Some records
━━━━━━━━━━━━━━━━━━━━
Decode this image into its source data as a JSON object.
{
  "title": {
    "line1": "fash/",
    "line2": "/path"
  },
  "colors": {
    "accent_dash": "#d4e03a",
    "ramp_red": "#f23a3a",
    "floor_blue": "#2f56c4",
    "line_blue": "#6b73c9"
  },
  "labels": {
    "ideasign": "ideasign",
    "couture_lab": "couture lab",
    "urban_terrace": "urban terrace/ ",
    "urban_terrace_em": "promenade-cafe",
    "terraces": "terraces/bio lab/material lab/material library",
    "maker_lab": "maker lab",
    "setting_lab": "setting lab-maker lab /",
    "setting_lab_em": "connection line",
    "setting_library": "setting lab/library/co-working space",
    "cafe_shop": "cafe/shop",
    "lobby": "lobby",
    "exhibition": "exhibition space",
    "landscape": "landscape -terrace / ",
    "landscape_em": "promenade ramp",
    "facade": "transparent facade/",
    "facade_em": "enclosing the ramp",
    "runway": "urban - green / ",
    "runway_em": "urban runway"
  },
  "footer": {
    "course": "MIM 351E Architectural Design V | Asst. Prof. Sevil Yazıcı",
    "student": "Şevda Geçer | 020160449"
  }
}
━━━━━━━━━━━━━━━━━━━━
▸ **Work to be completed**: Extract each line of the material exactly as it stands.

▸ **The reply**:
Decode this image into its source data as a JSON object.
{
  "title": {
    "line1": "fash/",
    "line2": "/path"
  },
  "colors": {
    "accent_dash": "#d4e03a",
    "ramp_red": "#f23a3a",
    "floor_blue": "#2f56c4",
    "line_blue": "#6b73c9"
  },
  "labels": {
    "ideasign": "ideasign",
    "couture_lab": "couture lab",
    "urban_terrace": "urban terrace/ ",
    "urban_terrace_em": "promenade-cafe",
    "terraces": "terraces/bio lab/material lab/material library",
    "maker_lab": "maker lab",
    "setting_lab": "setting lab-maker lab /",
    "setting_lab_em": "connection line",
    "setting_library": "setting lab/library/co-working space",
    "cafe_shop": "cafe/shop",
    "lobby": "lobby",
    "exhibition": "exhibition space",
    "landscape": "landscape -terrace / ",
    "landscape_em": "promenade ramp",
    "facade": "transparent facade/",
    "facade_em": "enclosing the ramp",
    "runway": "urban - green / ",
    "runway_em": "urban runway"
  },
  "footer": {
    "course": "MIM 351E Architectural Design V | Asst. Prof. Sevil Yazıcı",
    "student": "Şevda Geçer | 020160449"
  }
}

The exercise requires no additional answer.